→ **Votre tâche**: Reprenez l'article sur les congés illimités en France et poursuivez-le à partir de sa dernière phrase.

→ **Extrait choisi**:
Des congés illimités à la Virgin, est-ce possible en France ?

Par Giulietta Gamberini  |   |  899  mots
"Le système de congés illimités préconisé par Richard Branson finirait sans doute par engendrer, dans les entreprises françaises où le présentéisme et le contrôle social dominent, un important contentieux dont l'issue serait incertaine", souligne Isabelle Beyneix.
Les entreprises françaises pourraient-elle s'inspirer des américains Netflix ou Virgin, qui proposent à leurs salariés de prendre leurs congés quand et aussi longtemps qu'ils le souhaitent, sans devoir en rendre compte à qui que ce soit? Ce serait bien compliqué, explique une spécialiste du droit du travail interrogée par La Tribune.

Netflix y a recours depuis 2009, Virgin vient de lui emboîter le pas... Aux Etats-Unis, les congés illimités, c'est-à dire pris librement par les salariés sans limite de temps ni contrôle, sont en passe de devenir le modèle adopté par les sociétés qui veulent se distinguer comme les plus novatrices, et qui aspirent à motiver leurs troupes ou à attirer les meilleurs talents. Les salariés français espérant que la tendance atteigne l'autre côté de l'Atlantique risquent toutefois d'être déçus. Isabelle Beyneix, enseignante-chercheuse en droit privé à Novancia Business School Paris, qui vient de publier un ouvrage sur le droit du travail aux éditions Vuibert, explique pourquoi, mais aussi pour quelles raisons ils ne devraient pas s'en plaindre.

La Tribune: Les congés illimités offerts par Virgin à ses salariés aux Etats-Unis et au Royaume-Uni seraient-ils applicables en France?

Isabelle Beyneix: "Cela me semble très difficile. Aux Etats-Unis, de telles politiques sont possibles et avantageuses pour les salariés car aucune loi fédérale ne prévoit de congés payés. En l'absence d'éventuelles lois locales, chaque entreprise fixe donc ses règles. Ainsi, en moyenne, les salariés américains peuvent prendre deux semaines de congés par an, la plupart du temps sans solde. Seul un quart d'entre eux partent d'ailleurs en vacances.

Données sources
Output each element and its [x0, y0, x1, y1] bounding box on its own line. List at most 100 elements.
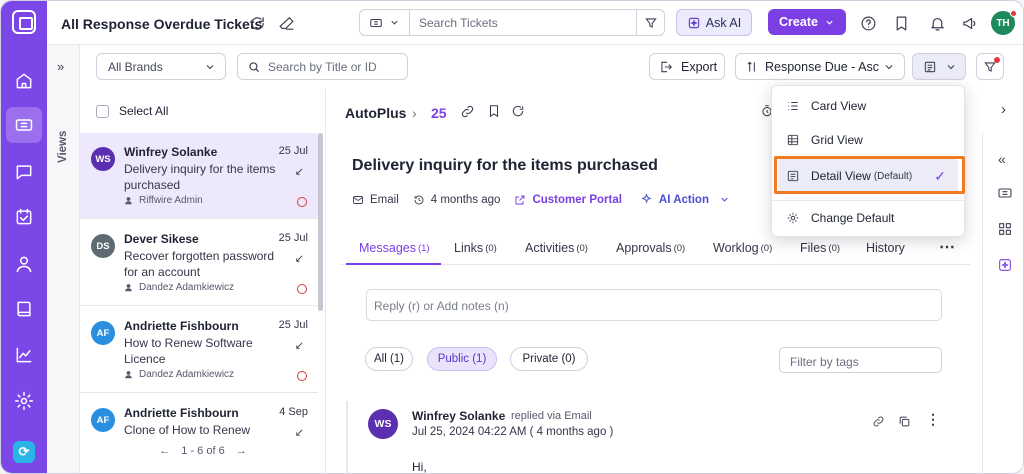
- ask-ai-button[interactable]: Ask AI: [676, 9, 752, 36]
- tab-worklog[interactable]: Worklog (0): [713, 241, 772, 255]
- tab-activities[interactable]: Activities (0): [525, 241, 588, 255]
- advanced-filter-button[interactable]: [976, 53, 1004, 80]
- announcement-icon[interactable]: [960, 14, 978, 32]
- tag-filter-select[interactable]: Filter by tags: [779, 347, 942, 373]
- ticket-list-item[interactable]: AF Andriette Fishbourn 25 Jul How to Ren…: [80, 307, 318, 393]
- prev-page-arrow-icon[interactable]: ←: [159, 445, 170, 457]
- tab-messages[interactable]: Messages (1): [359, 241, 430, 255]
- incoming-arrow-icon: ↙: [294, 166, 304, 178]
- ticket-avatar: WS: [91, 147, 115, 171]
- ticket-search-box[interactable]: Search Tickets: [359, 9, 665, 36]
- chevron-down-icon[interactable]: [719, 194, 730, 205]
- copy-icon[interactable]: [898, 415, 911, 428]
- customer-portal-link[interactable]: Customer Portal: [532, 194, 621, 206]
- view-switcher-button[interactable]: [912, 53, 966, 80]
- person-icon: [125, 284, 132, 292]
- ticket-subject: Clone of How to Renew: [124, 423, 251, 437]
- brand-select[interactable]: All Brands: [96, 53, 226, 80]
- title-id-search-input[interactable]: Search by Title or ID: [237, 53, 408, 80]
- eraser-icon[interactable]: [277, 14, 295, 32]
- search-input[interactable]: Search Tickets: [419, 16, 498, 30]
- person-icon: [125, 197, 132, 205]
- tasks-icon[interactable]: [10, 203, 38, 231]
- detail-view-icon: [924, 61, 936, 72]
- tab-history[interactable]: History: [866, 241, 905, 255]
- bookmark-icon[interactable]: [892, 14, 910, 32]
- ticket-requester: Andriette Fishbourn: [124, 406, 239, 420]
- incoming-arrow-icon: ↙: [294, 427, 304, 439]
- sort-select[interactable]: Response Due - Asc: [735, 53, 905, 80]
- next-ticket-chevron-icon[interactable]: ›: [1001, 101, 1006, 118]
- ai-action-button[interactable]: AI Action: [659, 194, 709, 206]
- search-icon: [249, 61, 260, 72]
- filter-chip-all[interactable]: All (1): [365, 347, 413, 371]
- ticket-date: 4 Sep: [279, 406, 308, 418]
- overdue-clock-icon: [297, 197, 307, 207]
- ticket-list: Select All WS Winfrey Solanke 25 Jul Del…: [80, 89, 326, 473]
- grid-icon: [787, 134, 799, 146]
- search-filter-icon[interactable]: [636, 10, 664, 35]
- select-all-label: Select All: [119, 104, 169, 118]
- person-icon: [125, 371, 132, 379]
- apps-grid-icon[interactable]: [997, 221, 1013, 237]
- message-timestamp: Jul 25, 2024 04:22 AM ( 4 months ago ): [412, 426, 614, 438]
- right-side-rail: «: [982, 133, 1023, 473]
- user-avatar[interactable]: TH: [991, 10, 1017, 35]
- home-icon[interactable]: [10, 67, 38, 95]
- brand-name: AutoPlus: [345, 105, 407, 121]
- settings-gear-icon[interactable]: [10, 387, 38, 415]
- menu-item-grid-view[interactable]: Grid View: [772, 123, 966, 157]
- reply-input[interactable]: Reply (r) or Add notes (n): [366, 289, 942, 321]
- help-icon[interactable]: [859, 14, 877, 32]
- ticket-list-item[interactable]: WS Winfrey Solanke 25 Jul Delivery inqui…: [80, 133, 318, 219]
- ticket-list-item[interactable]: AF Andriette Fishbourn 4 Sep Clone of Ho…: [80, 394, 318, 442]
- ai-assist-icon[interactable]: [997, 257, 1013, 273]
- list-scrollbar[interactable]: [318, 133, 323, 311]
- chat-icon[interactable]: [10, 158, 38, 186]
- tab-links[interactable]: Links (0): [454, 241, 497, 255]
- more-tabs-icon[interactable]: ⋯: [939, 237, 955, 257]
- filter-chip-public[interactable]: Public (1): [427, 347, 497, 371]
- gear-icon: [787, 212, 799, 223]
- bookmark-icon[interactable]: [487, 104, 501, 118]
- app-logo-icon[interactable]: [12, 10, 36, 34]
- expand-chevrons-icon[interactable]: »: [57, 59, 64, 74]
- sync-app-icon[interactable]: ⟳: [13, 441, 35, 463]
- link-icon[interactable]: [872, 415, 885, 428]
- search-scope-selector[interactable]: [360, 10, 410, 35]
- ticket-requester: Dever Sikese: [124, 232, 199, 246]
- collapse-chevrons-icon[interactable]: «: [998, 151, 1006, 167]
- more-options-icon[interactable]: ⋮: [926, 411, 940, 428]
- list-icon: [788, 102, 798, 110]
- tab-approvals[interactable]: Approvals (0): [616, 241, 685, 255]
- chevron-down-icon: [947, 64, 955, 69]
- filter-chip-private[interactable]: Private (0): [510, 347, 588, 371]
- ask-ai-label: Ask AI: [705, 15, 742, 30]
- tickets-icon[interactable]: [6, 107, 42, 143]
- active-tab-indicator: [346, 263, 441, 265]
- select-all-checkbox[interactable]: [96, 104, 109, 118]
- reports-icon[interactable]: [10, 341, 38, 369]
- menu-item-card-view[interactable]: Card View: [772, 89, 966, 123]
- ticket-list-item[interactable]: DS Dever Sikese 25 Jul Recover forgotten…: [80, 220, 318, 306]
- tab-files[interactable]: Files (0): [800, 241, 840, 255]
- knowledge-base-icon[interactable]: [10, 295, 38, 323]
- views-panel-toggle[interactable]: » Views: [47, 45, 80, 473]
- pagination-text: 1 - 6 of 6: [181, 445, 225, 457]
- contacts-icon[interactable]: [10, 250, 38, 278]
- ticket-subject: Delivery inquiry for the items purchased: [124, 162, 276, 192]
- select-all-row[interactable]: Select All: [80, 89, 326, 133]
- ticket-properties-icon[interactable]: [997, 185, 1013, 201]
- next-page-arrow-icon[interactable]: →: [236, 445, 247, 457]
- ticket-number[interactable]: 25: [431, 105, 447, 121]
- create-button[interactable]: Create: [768, 9, 846, 35]
- sort-label: Response Due - Asc: [765, 59, 879, 74]
- refresh-icon[interactable]: [248, 14, 266, 32]
- ticket-agent-name: Dandez Adamkiewicz: [139, 282, 235, 293]
- refresh-icon[interactable]: [511, 104, 525, 118]
- export-button[interactable]: Export: [649, 53, 725, 80]
- ticket-date: 25 Jul: [278, 319, 308, 331]
- menu-item-change-default[interactable]: Change Default: [772, 200, 966, 234]
- bell-icon[interactable]: [928, 14, 946, 32]
- link-icon[interactable]: [460, 104, 475, 119]
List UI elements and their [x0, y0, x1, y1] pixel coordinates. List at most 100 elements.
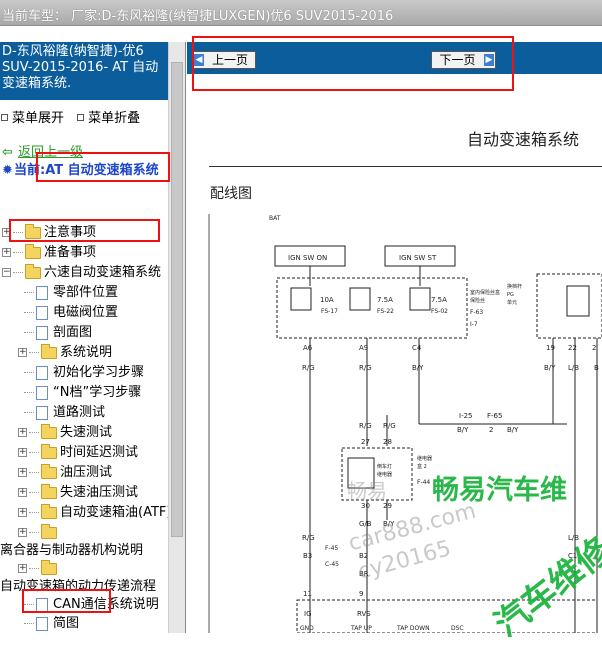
next-page-label: 下一页	[439, 53, 476, 67]
pin-r2: 22	[568, 344, 577, 352]
watermark-2: 畅易汽车维	[432, 475, 567, 506]
wire-c4: B/Y	[412, 364, 424, 372]
tree-connector	[24, 312, 34, 313]
expand-icon[interactable]: +	[18, 448, 27, 457]
tree-item[interactable]: 离合器与制动器机构说明	[0, 541, 143, 561]
tree-item[interactable]: 电磁阀位置	[24, 303, 118, 323]
prev-page-button[interactable]: ◀ 上一页	[192, 51, 256, 69]
scroll-thumb[interactable]	[171, 62, 183, 537]
bottom-tap-down: TAP DOWN	[396, 625, 430, 632]
tree-connector	[24, 604, 34, 605]
pin-9: 9	[359, 590, 363, 598]
tree-connector	[29, 352, 39, 353]
tree-item[interactable]: 道路测试	[24, 403, 105, 423]
folder-icon	[41, 443, 57, 459]
document-title: 自动变速箱系统	[467, 130, 580, 149]
tree-item-label: 准备事项	[44, 245, 97, 260]
tree-connector	[24, 372, 34, 373]
ecu-ig: IG	[304, 610, 312, 618]
tree-item[interactable]: 剖面图	[24, 323, 92, 343]
wire-r3: B	[594, 364, 599, 372]
tree-item[interactable]: 初始化学习步骤	[24, 363, 144, 383]
tree-connector	[29, 512, 39, 513]
tree-item-label: 剖面图	[53, 325, 93, 340]
document-icon	[36, 365, 48, 380]
tree-item[interactable]: CAN通信系统说明	[24, 595, 159, 615]
tree-item-label: 注意事项	[44, 225, 97, 240]
collapse-icon[interactable]: −	[2, 268, 11, 277]
tree-item-label: 自动变速箱的动力传递流程	[0, 579, 157, 594]
f65-label: F-65	[487, 412, 502, 420]
tree-connector	[29, 432, 39, 433]
folder-icon	[41, 483, 57, 499]
expand-icon[interactable]: +	[18, 564, 27, 573]
section-heading: 配线图	[210, 186, 252, 202]
sidebar-scrollbar[interactable]	[168, 42, 185, 633]
sidebar-header: D-东风裕隆(纳智捷)-优6 SUV-2015-2016- AT 自动变速箱系统…	[0, 42, 168, 100]
relay-box-2: 盒 2	[417, 463, 427, 470]
next-page-button[interactable]: 下一页 ▶	[431, 51, 496, 69]
tree-item-label: 系统说明	[60, 345, 113, 360]
tree-item-label: 简图	[53, 616, 80, 631]
fuse-id-2: FS-22	[377, 308, 394, 315]
bottom-gnd: GND	[300, 625, 314, 632]
expand-icon[interactable]: +	[2, 228, 11, 237]
tree-item[interactable]: + 自动变速箱油(ATF)	[18, 503, 171, 523]
fuse-box-note-1: 室内保险丝盒	[470, 289, 500, 296]
tree-item-label: 六速自动变速箱系统	[44, 265, 162, 280]
tree-item-label: 失速油压测试	[60, 485, 139, 500]
document-icon	[36, 597, 48, 612]
tree-item[interactable]: + 油压测试	[18, 463, 112, 483]
tree-item[interactable]: + 失速油压测试	[18, 483, 138, 503]
document-icon	[36, 285, 48, 300]
menu-collapse-button[interactable]: 菜单折叠	[76, 111, 140, 126]
document-icon	[36, 616, 48, 631]
tree-connector	[24, 623, 34, 624]
tree-connector	[29, 472, 39, 473]
tree-item-label: 零部件位置	[53, 285, 119, 300]
f63-label: F-63	[470, 309, 483, 316]
bottom-tap-up: TAP UP	[350, 625, 372, 632]
expand-icon[interactable]: +	[2, 248, 11, 257]
tree-item[interactable]: + 失速测试	[18, 423, 112, 443]
menu-expand-label: 菜单展开	[12, 111, 65, 126]
tree-connector	[29, 492, 39, 493]
tree-item[interactable]: +	[18, 559, 60, 579]
menu-expand-button[interactable]: 菜单展开	[0, 111, 64, 126]
tree-item[interactable]: 零部件位置	[24, 283, 118, 303]
tree-item[interactable]: “N档”学习步骤	[24, 383, 141, 403]
expand-icon[interactable]: +	[18, 468, 27, 477]
tree-item[interactable]: + 系统说明	[18, 343, 112, 363]
menu-collapse-label: 菜单折叠	[88, 111, 141, 126]
tree-item[interactable]: + 注意事项	[2, 223, 96, 243]
relay-name-1: 倒车灯	[377, 463, 392, 470]
expand-icon[interactable]: +	[18, 488, 27, 497]
menu-tree: + 注意事项 + 准备事项 − 六速自动变速箱系统零部件位置电磁阀位置剖面图 + 系统说明初始…	[0, 142, 171, 633]
expand-icon[interactable]: +	[18, 508, 27, 517]
document-icon	[36, 305, 48, 320]
pin-a9: A9	[359, 344, 368, 352]
tree-item-label: 离合器与制动器机构说明	[0, 543, 144, 558]
tree-item[interactable]: 简图	[24, 614, 79, 633]
watermark-1: 畅易	[347, 479, 387, 503]
tree-item[interactable]: +	[18, 523, 60, 543]
relay-box-1: 继电器	[417, 455, 432, 462]
ecu-rvs: RVS	[357, 610, 371, 618]
expand-icon[interactable]: +	[18, 428, 27, 437]
sidebar: D-东风裕隆(纳智捷)-优6 SUV-2015-2016- AT 自动变速箱系统…	[0, 42, 186, 633]
tree-connector	[29, 568, 39, 569]
expand-icon[interactable]: +	[18, 528, 27, 537]
tree-item[interactable]: − 六速自动变速箱系统	[2, 263, 161, 283]
folder-icon	[41, 523, 57, 539]
i7-label: I-7	[470, 321, 478, 328]
tree-item[interactable]: 自动变速箱的动力传递流程	[0, 577, 156, 597]
wire-r2: L/B	[568, 364, 579, 372]
tree-item-label: 电磁阀位置	[53, 305, 119, 320]
square-icon	[1, 114, 8, 121]
tree-item[interactable]: + 准备事项	[2, 243, 96, 263]
pin-11: 11	[303, 590, 312, 598]
tree-item[interactable]: + 时间延迟测试	[18, 443, 138, 463]
expand-icon[interactable]: +	[18, 348, 27, 357]
f44-label: F-44	[417, 479, 430, 486]
relay-wire-1: R/G	[359, 422, 372, 430]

→ **Réponse attendue**:
En France, en revanche, les congés font l'objet d'une réglementation très détaillée et plus généreuse qu'outre-atlantique, qui est d'ailleurs l'acquis de presqu'un siècle de luttes sociales. Du minimum de deux semaines obtenu en 1936, on est ainsi passé à trois semaines en 1956 et à quatre en 1969 pour enfin arriver, en 1982, à la règle actuelle, fixée par l'article L.3141-3 du Code du travail: "deux jours et demi ouvrables par mois de travail effectif chez le même employeur", ce qui correspond à cinq semaines. Ces congés, dont l'obtention est ainsi liée au temps travaillé et non pas aux résultats acquis, sont par ailleurs obligatoirement indemnisés, selon des modalités elles aussi fixées par la loi (article L.3141-22 Code du travail)."

LT: N'y a-t-il moyen de passer outre ces règles?

IB: "En France, les textes qui traitent des congés payés sont d'ordre public: on ne peut donc y déroger sauf en mieux par le biais de conventions collectives. Mais il y a peu de chances qu'une négociation visant à introduire une clause "ouverte" du type de celle proposée par le patron de Virgin aboutisse dans un contexte comme le nôtre, où les salariés sont attachés à la protection que leur garantit l'existence de règles, et où ils bénéficient déjà d'un nombre important de congés.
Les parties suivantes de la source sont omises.